>>>>>

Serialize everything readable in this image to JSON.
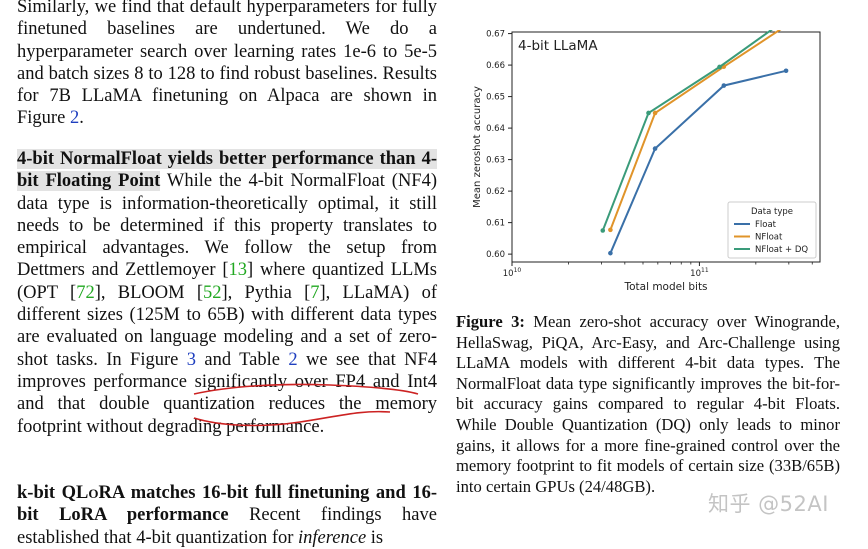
{
  "left": {
    "para1": "Similarly, we find that default hyperparameters for fully finetuned baselines are undertuned. We do a hyperparameter search over learning rates 1e-6 to 5e-5 and batch sizes 8 to 128 to find robust baselines. Results for 7B LLaMA finetuning on Alpaca are shown in Figure",
    "para1_ref": "2",
    "para1_end": ".",
    "para2_heading": "4-bit NormalFloat yields better performance than 4-bit Floating Point",
    "para2_a": " While the 4-bit NormalFloat (NF4) data type is information-theoretically optimal, it still needs to be determined if this property translates to empirical advantages. We follow the setup from Dettmers and Zettlemoyer [",
    "ref13": "13",
    "para2_b": "] where quantized LLMs (OPT [",
    "ref72": "72",
    "para2_c": "], BLOOM [",
    "ref52": "52",
    "para2_d": "], Pythia [",
    "ref7": "7",
    "para2_e": "], LLaMA) of different sizes (125M to 65B) with different data types are evaluated on language modeling and a set of zero-shot tasks. In Figure ",
    "fig3": "3",
    "para2_f": " and Table ",
    "tab2": "2",
    "para2_g": " we see that NF4 improves performance significantly over FP4 and Int4 and that double quantization reduces the memory footprint without degrading performance.",
    "para3_heading_a": "k-bit QL",
    "para3_heading_sc": "o",
    "para3_heading_b": "RA matches 16-bit full finetuning and 16-bit LoRA performance",
    "para3_a": " Recent findings have established that 4-bit quantization for ",
    "para3_em": "inference",
    "para3_b": " is"
  },
  "caption": {
    "label": "Figure 3:",
    "text": " Mean zero-shot accuracy over Winogrande, HellaSwag, PiQA, Arc-Easy, and Arc-Challenge using LLaMA models with different 4-bit data types. The NormalFloat data type significantly improves the bit-for-bit accuracy gains compared to regular 4-bit Floats. While Double Quantization (DQ) only leads to minor gains, it allows for a more fine-grained control over the memory footprint to fit models of certain size (33B/65B) into certain GPUs (24/48GB)."
  },
  "watermark": "知乎 @52AI",
  "chart_data": {
    "type": "line",
    "title": "4-bit LLaMA",
    "xlabel": "Total model bits",
    "ylabel": "Mean zeroshot accuracy",
    "x_scale": "log",
    "xlim": [
      10000000000.0,
      440000000000.0
    ],
    "ylim": [
      0.5975,
      0.6705
    ],
    "x_ticks": [
      {
        "value": 10000000000.0,
        "base": "10",
        "exp": "10"
      },
      {
        "value": 100000000000.0,
        "base": "10",
        "exp": "11"
      }
    ],
    "y_ticks": [
      "0.60",
      "0.61",
      "0.62",
      "0.63",
      "0.64",
      "0.65",
      "0.66",
      "0.67"
    ],
    "legend": {
      "title": "Data type",
      "position": "lower-right"
    },
    "series": [
      {
        "name": "Float",
        "color": "#3a70a8",
        "points": [
          [
            33500000000.0,
            0.6003
          ],
          [
            58000000000.0,
            0.6335
          ],
          [
            135000000000.0,
            0.6535
          ],
          [
            290000000000.0,
            0.6582
          ]
        ]
      },
      {
        "name": "NFloat",
        "color": "#e0942a",
        "points": [
          [
            33500000000.0,
            0.6077
          ],
          [
            58000000000.0,
            0.6448
          ],
          [
            135000000000.0,
            0.6595
          ],
          [
            290000000000.0,
            0.6725
          ]
        ]
      },
      {
        "name": "NFloat + DQ",
        "color": "#3a9b7a",
        "points": [
          [
            30500000000.0,
            0.6075
          ],
          [
            53500000000.0,
            0.6448
          ],
          [
            128000000000.0,
            0.6594
          ],
          [
            270000000000.0,
            0.6732
          ]
        ]
      }
    ]
  }
}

<<<<<

* Task to complete: Repeat the records above exactly, omitting every picture.

* Result for this task:
Serialize everything readable in this image to JSON.
{
  "left": {
    "para1": "Similarly, we find that default hyperparameters for fully finetuned baselines are undertuned. We do a hyperparameter search over learning rates 1e-6 to 5e-5 and batch sizes 8 to 128 to find robust baselines. Results for 7B LLaMA finetuning on Alpaca are shown in Figure",
    "para1_ref": "2",
    "para1_end": ".",
    "para2_heading": "4-bit NormalFloat yields better performance than 4-bit Floating Point",
    "para2_a": " While the 4-bit NormalFloat (NF4) data type is information-theoretically optimal, it still needs to be determined if this property translates to empirical advantages. We follow the setup from Dettmers and Zettlemoyer [",
    "ref13": "13",
    "para2_b": "] where quantized LLMs (OPT [",
    "ref72": "72",
    "para2_c": "], BLOOM [",
    "ref52": "52",
    "para2_d": "], Pythia [",
    "ref7": "7",
    "para2_e": "], LLaMA) of different sizes (125M to 65B) with different data types are evaluated on language modeling and a set of zero-shot tasks. In Figure ",
    "fig3": "3",
    "para2_f": " and Table ",
    "tab2": "2",
    "para2_g": " we see that NF4 improves performance significantly over FP4 and Int4 and that double quantization reduces the memory footprint without degrading performance.",
    "para3_heading_a": "k-bit QL",
    "para3_heading_sc": "o",
    "para3_heading_b": "RA matches 16-bit full finetuning and 16-bit LoRA performance",
    "para3_a": " Recent findings have established that 4-bit quantization for ",
    "para3_em": "inference",
    "para3_b": " is"
  },
  "caption": {
    "label": "Figure 3:",
    "text": " Mean zero-shot accuracy over Winogrande, HellaSwag, PiQA, Arc-Easy, and Arc-Challenge using LLaMA models with different 4-bit data types. The NormalFloat data type significantly improves the bit-for-bit accuracy gains compared to regular 4-bit Floats. While Double Quantization (DQ) only leads to minor gains, it allows for a more fine-grained control over the memory footprint to fit models of certain size (33B/65B) into certain GPUs (24/48GB)."
  },
  "watermark": "知乎 @52AI",
  "chart_data": {
    "type": "line",
    "title": "4-bit LLaMA",
    "xlabel": "Total model bits",
    "ylabel": "Mean zeroshot accuracy",
    "x_scale": "log",
    "xlim": [
      10000000000.0,
      440000000000.0
    ],
    "ylim": [
      0.5975,
      0.6705
    ],
    "x_ticks": [
      {
        "value": 10000000000.0,
        "base": "10",
        "exp": "10"
      },
      {
        "value": 100000000000.0,
        "base": "10",
        "exp": "11"
      }
    ],
    "y_ticks": [
      "0.60",
      "0.61",
      "0.62",
      "0.63",
      "0.64",
      "0.65",
      "0.66",
      "0.67"
    ],
    "legend": {
      "title": "Data type",
      "position": "lower-right"
    },
    "series": [
      {
        "name": "Float",
        "color": "#3a70a8",
        "points": [
          [
            33500000000.0,
            0.6003
          ],
          [
            58000000000.0,
            0.6335
          ],
          [
            135000000000.0,
            0.6535
          ],
          [
            290000000000.0,
            0.6582
          ]
        ]
      },
      {
        "name": "NFloat",
        "color": "#e0942a",
        "points": [
          [
            33500000000.0,
            0.6077
          ],
          [
            58000000000.0,
            0.6448
          ],
          [
            135000000000.0,
            0.6595
          ],
          [
            290000000000.0,
            0.6725
          ]
        ]
      },
      {
        "name": "NFloat + DQ",
        "color": "#3a9b7a",
        "points": [
          [
            30500000000.0,
            0.6075
          ],
          [
            53500000000.0,
            0.6448
          ],
          [
            128000000000.0,
            0.6594
          ],
          [
            270000000000.0,
            0.6732
          ]
        ]
      }
    ]
  }
}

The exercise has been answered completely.